* _Goal of the exercise_
Select the lines that hold the word "remote" and copy each one.

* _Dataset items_
==================================================

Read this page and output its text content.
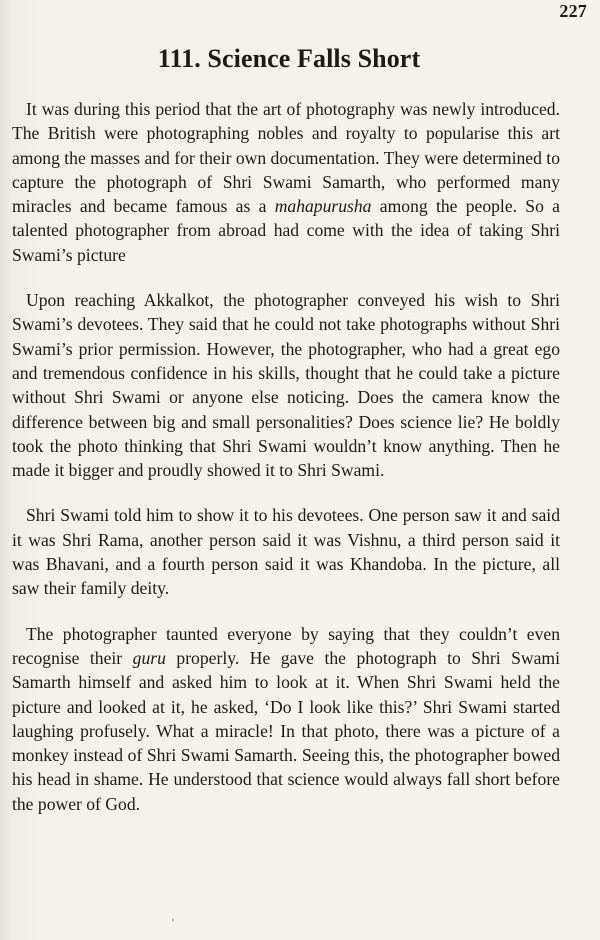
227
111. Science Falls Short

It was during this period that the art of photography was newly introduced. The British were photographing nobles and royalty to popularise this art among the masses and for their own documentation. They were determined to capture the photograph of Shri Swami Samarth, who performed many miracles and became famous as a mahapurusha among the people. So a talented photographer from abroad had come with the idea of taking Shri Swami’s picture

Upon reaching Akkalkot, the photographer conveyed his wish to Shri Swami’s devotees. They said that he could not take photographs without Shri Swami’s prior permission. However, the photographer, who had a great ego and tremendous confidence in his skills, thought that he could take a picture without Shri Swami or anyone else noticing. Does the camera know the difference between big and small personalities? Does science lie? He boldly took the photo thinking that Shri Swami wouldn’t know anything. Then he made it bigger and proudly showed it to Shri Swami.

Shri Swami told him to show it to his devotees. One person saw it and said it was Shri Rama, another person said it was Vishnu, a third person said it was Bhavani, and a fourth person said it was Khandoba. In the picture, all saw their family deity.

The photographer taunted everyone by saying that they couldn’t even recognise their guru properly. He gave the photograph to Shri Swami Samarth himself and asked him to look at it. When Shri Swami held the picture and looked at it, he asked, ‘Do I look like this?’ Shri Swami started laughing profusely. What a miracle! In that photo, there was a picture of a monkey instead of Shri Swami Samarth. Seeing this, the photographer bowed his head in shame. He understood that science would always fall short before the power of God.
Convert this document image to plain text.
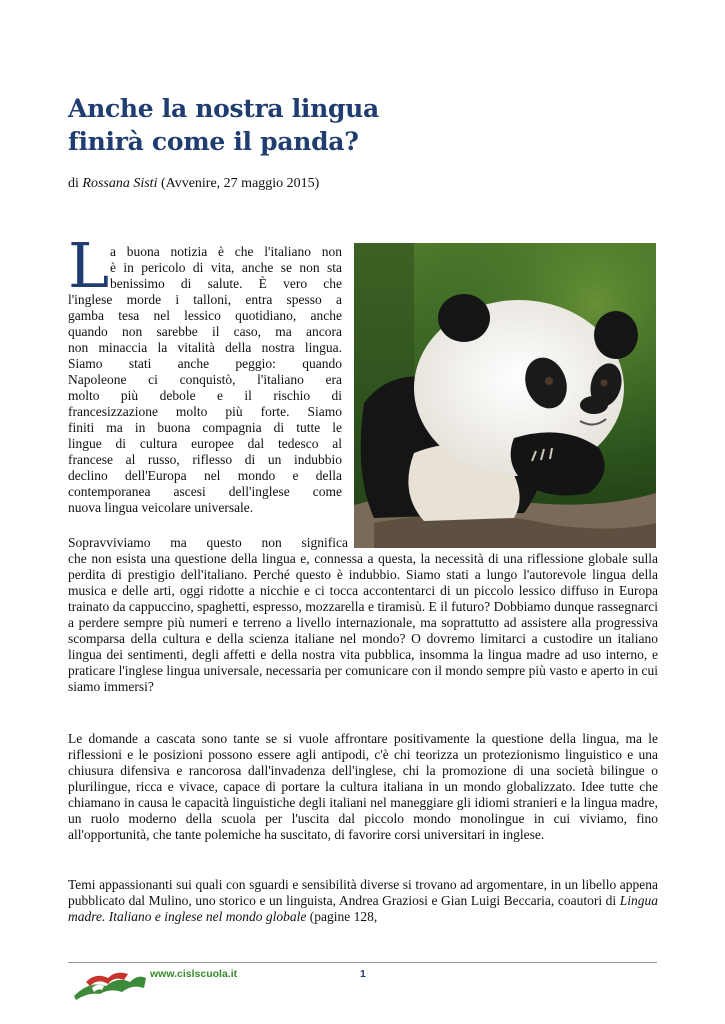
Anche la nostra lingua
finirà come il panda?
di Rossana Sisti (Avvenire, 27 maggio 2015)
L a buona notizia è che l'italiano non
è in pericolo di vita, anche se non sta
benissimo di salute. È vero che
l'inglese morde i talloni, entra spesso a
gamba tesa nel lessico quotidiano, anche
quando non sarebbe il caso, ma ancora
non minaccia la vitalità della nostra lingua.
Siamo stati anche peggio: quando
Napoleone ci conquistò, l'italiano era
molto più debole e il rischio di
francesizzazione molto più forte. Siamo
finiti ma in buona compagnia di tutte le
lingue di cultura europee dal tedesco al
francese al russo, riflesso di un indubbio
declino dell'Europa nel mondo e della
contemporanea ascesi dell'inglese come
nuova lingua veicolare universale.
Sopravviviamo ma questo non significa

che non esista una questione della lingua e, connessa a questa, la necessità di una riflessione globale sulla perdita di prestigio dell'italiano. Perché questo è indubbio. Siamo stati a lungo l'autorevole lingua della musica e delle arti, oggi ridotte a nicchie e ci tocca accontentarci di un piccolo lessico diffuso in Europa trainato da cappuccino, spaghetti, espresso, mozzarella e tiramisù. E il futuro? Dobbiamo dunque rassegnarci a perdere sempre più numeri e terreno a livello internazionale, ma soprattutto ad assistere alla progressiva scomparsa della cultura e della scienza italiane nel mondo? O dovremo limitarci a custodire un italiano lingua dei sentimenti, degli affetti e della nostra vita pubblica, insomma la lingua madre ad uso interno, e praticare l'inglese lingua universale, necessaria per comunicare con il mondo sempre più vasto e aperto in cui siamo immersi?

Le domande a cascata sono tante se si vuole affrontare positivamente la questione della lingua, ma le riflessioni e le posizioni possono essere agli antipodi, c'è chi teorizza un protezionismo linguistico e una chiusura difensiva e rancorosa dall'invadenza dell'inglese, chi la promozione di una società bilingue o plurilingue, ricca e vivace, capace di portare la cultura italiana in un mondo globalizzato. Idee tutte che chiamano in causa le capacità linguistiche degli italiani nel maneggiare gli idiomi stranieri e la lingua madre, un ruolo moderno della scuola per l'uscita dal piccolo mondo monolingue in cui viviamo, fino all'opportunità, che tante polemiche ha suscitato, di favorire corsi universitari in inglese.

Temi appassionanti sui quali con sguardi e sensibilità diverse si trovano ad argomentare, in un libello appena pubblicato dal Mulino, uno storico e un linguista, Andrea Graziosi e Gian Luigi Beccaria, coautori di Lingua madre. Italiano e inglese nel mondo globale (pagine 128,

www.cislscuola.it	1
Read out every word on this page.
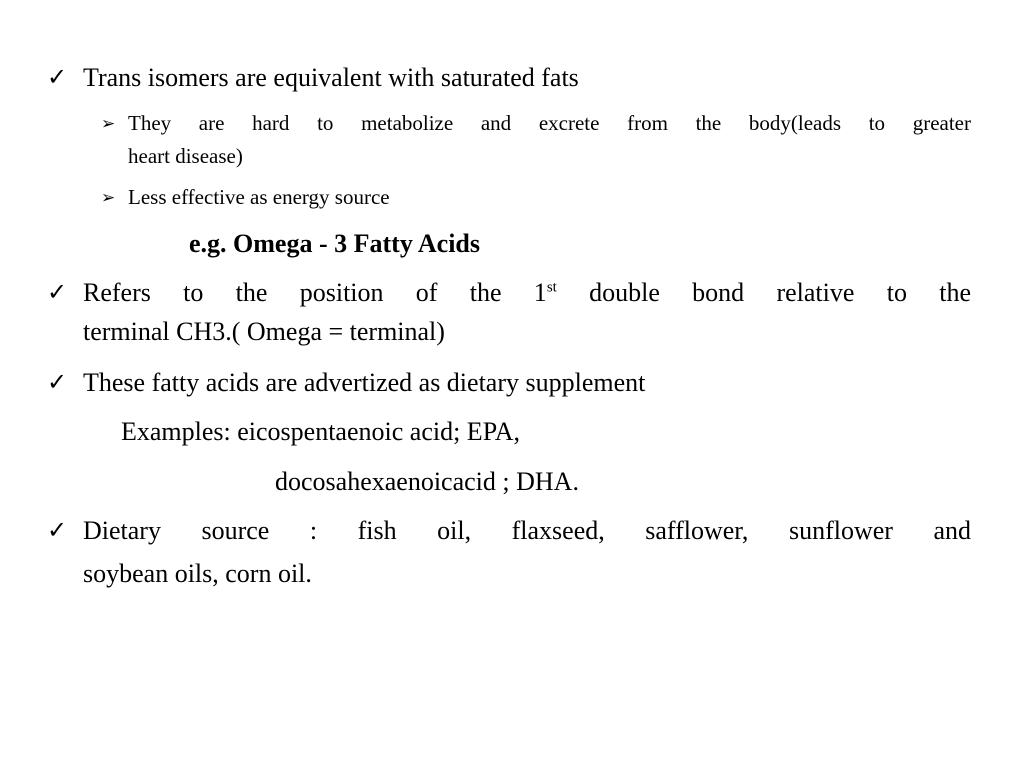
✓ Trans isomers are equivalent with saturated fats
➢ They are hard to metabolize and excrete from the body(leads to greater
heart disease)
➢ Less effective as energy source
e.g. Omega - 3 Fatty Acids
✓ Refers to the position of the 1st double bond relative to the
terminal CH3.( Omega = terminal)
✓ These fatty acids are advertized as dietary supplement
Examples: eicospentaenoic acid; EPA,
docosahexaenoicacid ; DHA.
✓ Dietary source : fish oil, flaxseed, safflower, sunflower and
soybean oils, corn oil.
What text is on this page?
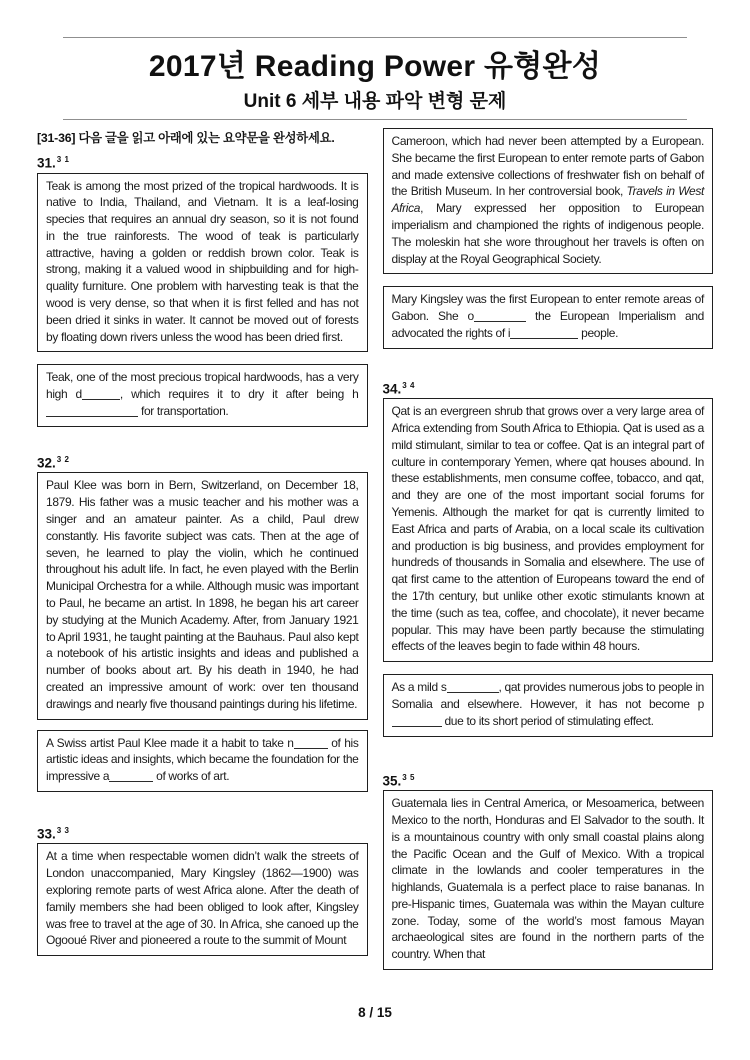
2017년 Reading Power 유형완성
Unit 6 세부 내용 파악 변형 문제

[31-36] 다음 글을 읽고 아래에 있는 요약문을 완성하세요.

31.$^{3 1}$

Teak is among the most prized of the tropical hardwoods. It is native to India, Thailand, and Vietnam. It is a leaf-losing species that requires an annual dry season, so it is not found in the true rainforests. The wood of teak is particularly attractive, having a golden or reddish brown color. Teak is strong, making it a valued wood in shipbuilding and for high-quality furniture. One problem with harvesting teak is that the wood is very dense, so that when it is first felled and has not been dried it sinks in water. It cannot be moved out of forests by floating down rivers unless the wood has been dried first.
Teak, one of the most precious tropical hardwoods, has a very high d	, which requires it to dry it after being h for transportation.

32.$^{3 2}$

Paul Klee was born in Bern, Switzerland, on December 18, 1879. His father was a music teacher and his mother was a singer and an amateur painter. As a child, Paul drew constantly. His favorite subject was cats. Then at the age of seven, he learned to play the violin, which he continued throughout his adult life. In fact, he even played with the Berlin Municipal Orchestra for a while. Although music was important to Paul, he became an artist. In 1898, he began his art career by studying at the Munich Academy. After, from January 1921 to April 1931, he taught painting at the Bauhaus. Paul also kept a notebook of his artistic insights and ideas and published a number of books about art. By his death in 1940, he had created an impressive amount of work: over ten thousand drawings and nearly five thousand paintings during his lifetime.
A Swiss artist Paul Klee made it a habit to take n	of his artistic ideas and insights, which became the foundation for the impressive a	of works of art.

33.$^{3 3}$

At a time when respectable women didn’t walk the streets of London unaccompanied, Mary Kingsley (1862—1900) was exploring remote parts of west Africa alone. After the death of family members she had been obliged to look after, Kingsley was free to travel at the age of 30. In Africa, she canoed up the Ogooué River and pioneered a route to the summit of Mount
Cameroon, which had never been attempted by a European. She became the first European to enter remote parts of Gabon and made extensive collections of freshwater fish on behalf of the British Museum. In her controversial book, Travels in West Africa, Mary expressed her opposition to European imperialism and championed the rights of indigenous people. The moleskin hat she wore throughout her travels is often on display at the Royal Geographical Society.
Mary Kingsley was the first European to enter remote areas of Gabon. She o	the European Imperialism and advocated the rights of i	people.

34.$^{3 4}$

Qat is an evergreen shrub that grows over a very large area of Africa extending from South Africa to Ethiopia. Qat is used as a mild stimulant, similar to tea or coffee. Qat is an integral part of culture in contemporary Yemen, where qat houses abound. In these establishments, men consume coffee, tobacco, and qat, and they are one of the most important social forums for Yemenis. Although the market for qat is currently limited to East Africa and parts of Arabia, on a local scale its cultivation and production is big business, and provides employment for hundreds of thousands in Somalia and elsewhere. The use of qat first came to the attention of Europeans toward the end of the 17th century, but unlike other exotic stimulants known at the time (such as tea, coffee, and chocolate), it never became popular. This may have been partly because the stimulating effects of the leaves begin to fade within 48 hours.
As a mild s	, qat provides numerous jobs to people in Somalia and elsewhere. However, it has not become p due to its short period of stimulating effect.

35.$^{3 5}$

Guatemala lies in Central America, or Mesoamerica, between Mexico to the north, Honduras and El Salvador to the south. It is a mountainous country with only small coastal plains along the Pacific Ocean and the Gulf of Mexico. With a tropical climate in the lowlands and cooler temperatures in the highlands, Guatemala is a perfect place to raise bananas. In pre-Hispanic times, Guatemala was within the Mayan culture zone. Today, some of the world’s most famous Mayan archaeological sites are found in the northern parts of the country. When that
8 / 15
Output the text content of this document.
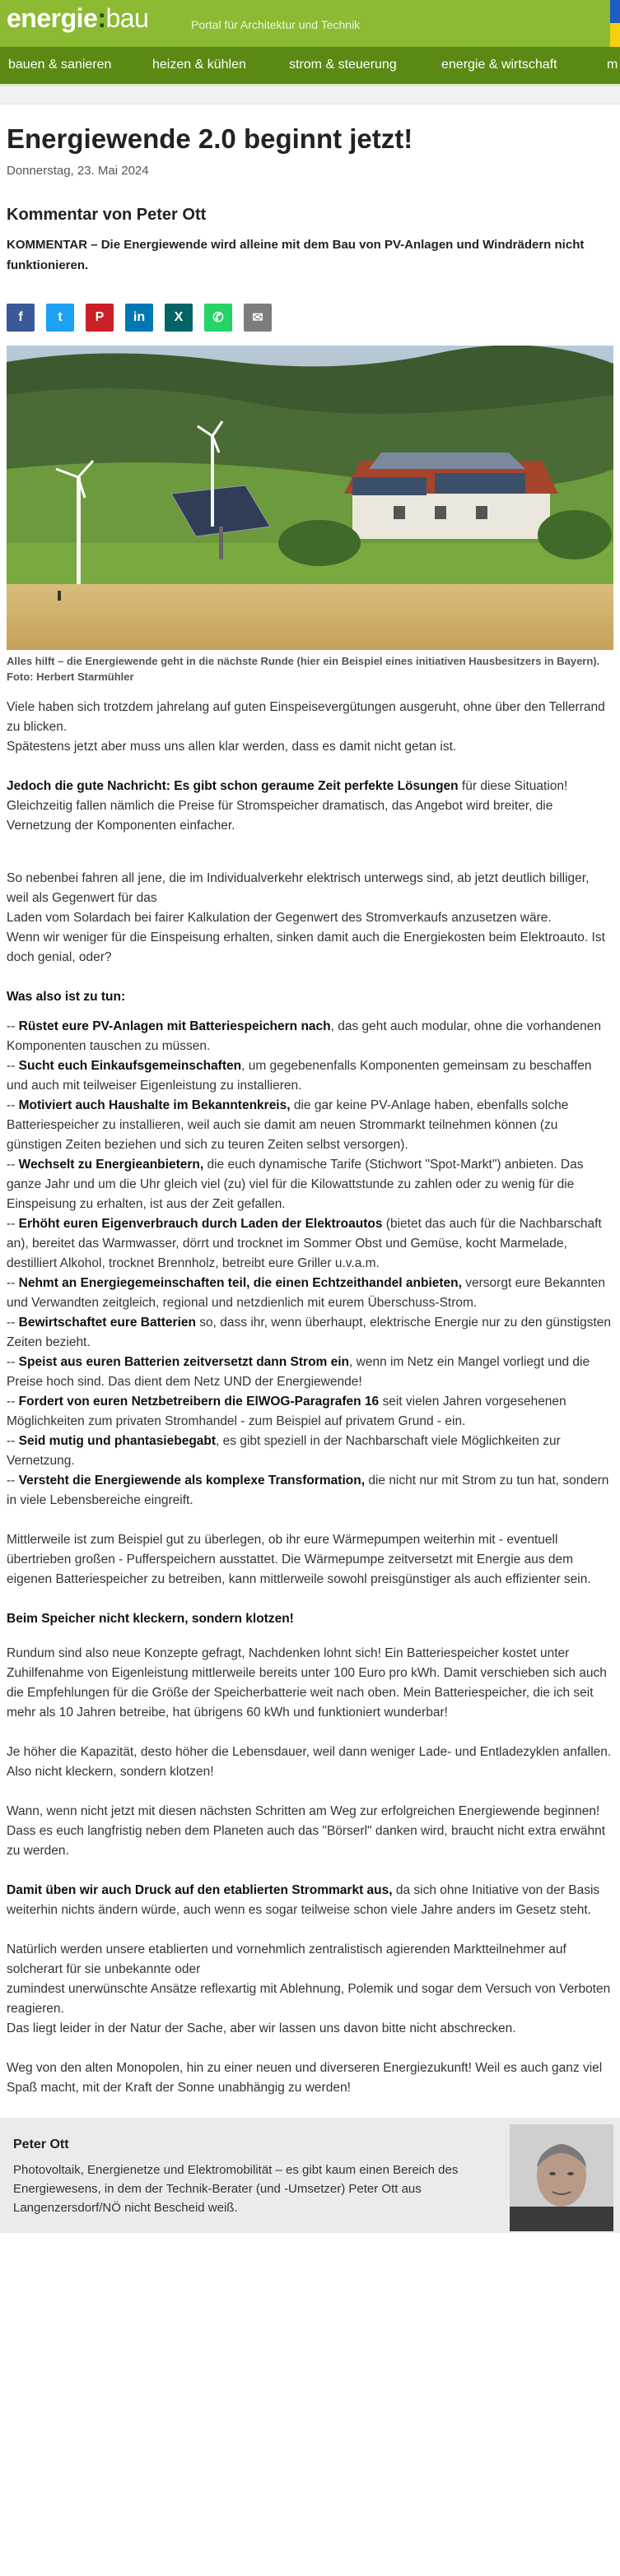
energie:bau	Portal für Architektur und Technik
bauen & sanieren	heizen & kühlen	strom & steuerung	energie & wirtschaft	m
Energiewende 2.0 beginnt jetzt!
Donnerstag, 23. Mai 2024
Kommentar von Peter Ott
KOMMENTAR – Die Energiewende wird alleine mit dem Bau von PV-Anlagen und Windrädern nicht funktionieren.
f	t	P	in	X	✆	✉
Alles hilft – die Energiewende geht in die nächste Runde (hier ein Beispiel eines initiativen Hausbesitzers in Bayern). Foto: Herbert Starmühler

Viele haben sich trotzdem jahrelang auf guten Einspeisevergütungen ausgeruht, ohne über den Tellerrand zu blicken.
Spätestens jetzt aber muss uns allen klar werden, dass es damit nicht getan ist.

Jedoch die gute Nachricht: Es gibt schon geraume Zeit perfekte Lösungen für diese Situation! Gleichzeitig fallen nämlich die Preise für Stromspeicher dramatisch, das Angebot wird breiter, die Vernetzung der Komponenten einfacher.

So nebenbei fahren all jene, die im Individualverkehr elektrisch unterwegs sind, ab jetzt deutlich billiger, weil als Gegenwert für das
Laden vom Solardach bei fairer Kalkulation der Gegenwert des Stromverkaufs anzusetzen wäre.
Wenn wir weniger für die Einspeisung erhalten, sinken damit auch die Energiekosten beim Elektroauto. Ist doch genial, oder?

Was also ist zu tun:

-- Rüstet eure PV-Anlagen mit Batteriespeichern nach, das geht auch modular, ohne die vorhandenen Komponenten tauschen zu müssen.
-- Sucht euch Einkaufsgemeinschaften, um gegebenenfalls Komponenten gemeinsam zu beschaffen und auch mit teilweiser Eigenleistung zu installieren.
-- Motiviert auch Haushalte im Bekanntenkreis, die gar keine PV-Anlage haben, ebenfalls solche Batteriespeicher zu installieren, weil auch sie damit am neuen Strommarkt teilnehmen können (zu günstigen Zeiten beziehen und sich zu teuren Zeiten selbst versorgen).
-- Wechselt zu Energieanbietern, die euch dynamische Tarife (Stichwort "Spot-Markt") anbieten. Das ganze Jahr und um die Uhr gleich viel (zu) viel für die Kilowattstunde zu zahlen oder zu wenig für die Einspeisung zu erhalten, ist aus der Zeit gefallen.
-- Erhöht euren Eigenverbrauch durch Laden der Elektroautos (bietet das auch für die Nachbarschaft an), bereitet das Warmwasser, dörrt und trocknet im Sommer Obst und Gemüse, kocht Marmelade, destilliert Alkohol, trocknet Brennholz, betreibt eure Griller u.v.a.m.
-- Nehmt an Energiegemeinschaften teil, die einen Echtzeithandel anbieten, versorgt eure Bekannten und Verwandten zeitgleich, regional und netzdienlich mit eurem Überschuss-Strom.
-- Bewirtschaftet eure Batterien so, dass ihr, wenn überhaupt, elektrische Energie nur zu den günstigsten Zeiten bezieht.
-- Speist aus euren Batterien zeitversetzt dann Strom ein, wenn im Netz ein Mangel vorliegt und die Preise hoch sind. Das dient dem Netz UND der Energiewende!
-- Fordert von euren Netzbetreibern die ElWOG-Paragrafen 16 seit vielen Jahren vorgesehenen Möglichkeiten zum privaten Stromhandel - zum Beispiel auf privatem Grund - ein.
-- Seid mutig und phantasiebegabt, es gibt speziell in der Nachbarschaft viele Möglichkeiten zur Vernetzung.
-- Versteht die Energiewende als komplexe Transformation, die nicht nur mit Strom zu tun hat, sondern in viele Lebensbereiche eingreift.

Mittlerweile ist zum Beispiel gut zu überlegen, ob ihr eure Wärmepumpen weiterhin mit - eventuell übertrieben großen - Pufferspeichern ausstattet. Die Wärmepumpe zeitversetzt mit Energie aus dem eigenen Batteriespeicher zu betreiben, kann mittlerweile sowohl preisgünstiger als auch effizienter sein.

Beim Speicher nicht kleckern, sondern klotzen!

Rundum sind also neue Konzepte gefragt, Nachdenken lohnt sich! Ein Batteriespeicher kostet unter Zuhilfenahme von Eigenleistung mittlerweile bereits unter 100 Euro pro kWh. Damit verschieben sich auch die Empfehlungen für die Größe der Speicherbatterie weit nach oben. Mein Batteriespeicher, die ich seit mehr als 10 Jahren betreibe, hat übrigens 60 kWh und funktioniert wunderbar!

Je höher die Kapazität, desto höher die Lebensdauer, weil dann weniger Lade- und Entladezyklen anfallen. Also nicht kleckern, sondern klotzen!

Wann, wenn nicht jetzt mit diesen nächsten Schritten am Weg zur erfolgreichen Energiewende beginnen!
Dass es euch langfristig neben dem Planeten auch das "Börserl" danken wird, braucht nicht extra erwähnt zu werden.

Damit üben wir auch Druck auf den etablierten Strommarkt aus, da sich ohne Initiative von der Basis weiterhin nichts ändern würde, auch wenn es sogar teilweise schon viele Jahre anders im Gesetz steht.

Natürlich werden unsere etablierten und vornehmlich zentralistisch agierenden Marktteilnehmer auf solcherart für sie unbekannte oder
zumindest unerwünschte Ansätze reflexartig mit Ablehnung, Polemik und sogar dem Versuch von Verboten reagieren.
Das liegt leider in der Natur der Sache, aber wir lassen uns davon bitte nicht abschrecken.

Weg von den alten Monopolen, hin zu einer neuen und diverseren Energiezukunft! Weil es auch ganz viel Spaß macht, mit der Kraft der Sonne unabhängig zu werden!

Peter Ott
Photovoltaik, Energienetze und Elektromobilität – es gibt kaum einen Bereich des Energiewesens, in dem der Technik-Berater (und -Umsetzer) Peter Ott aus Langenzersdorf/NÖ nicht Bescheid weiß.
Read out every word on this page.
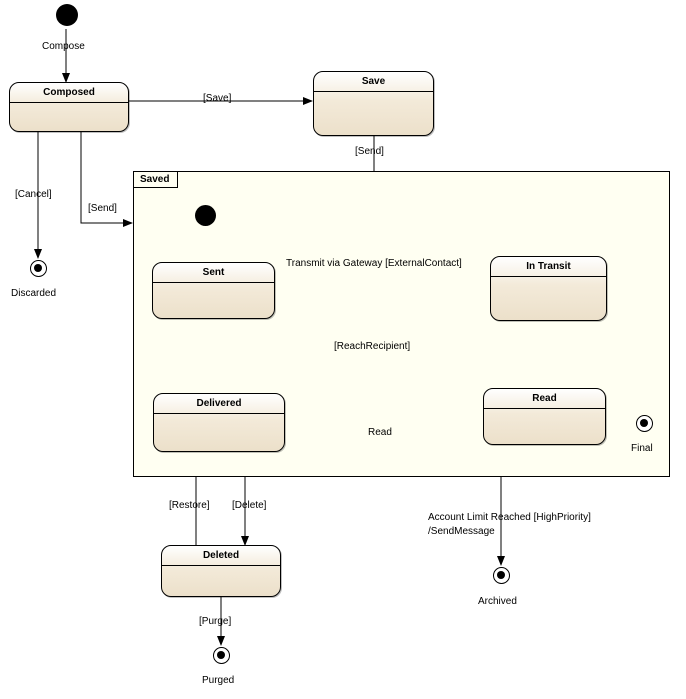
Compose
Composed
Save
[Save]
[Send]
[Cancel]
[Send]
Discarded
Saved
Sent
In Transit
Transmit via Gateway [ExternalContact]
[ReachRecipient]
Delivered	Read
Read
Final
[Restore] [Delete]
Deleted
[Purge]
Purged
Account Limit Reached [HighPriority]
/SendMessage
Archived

==================================================

* _Exercise response_
At a time when respectable women didn’t walk the streets of London unaccompanied, Mary Kingsley (1862—1900) was exploring remote parts of west Africa alone. After the death of family members she had been obliged to look after, Kingsley was free to travel at the age of 30. In Africa, she canoed up the Ogooué River and pioneered a route to the summit of Mount
Cameroon, which had never been attempted by a European. She became the first European to enter remote parts of Gabon and made extensive collections of freshwater fish on behalf of the British Museum. In her controversial book, Travels in West Africa, Mary expressed her opposition to European imperialism and championed the rights of indigenous people. The moleskin hat she wore throughout her travels is often on display at the Royal Geographical Society.
Mary Kingsley was the first European to enter remote areas of Gabon. She o	the European Imperialism and advocated the rights of i	people.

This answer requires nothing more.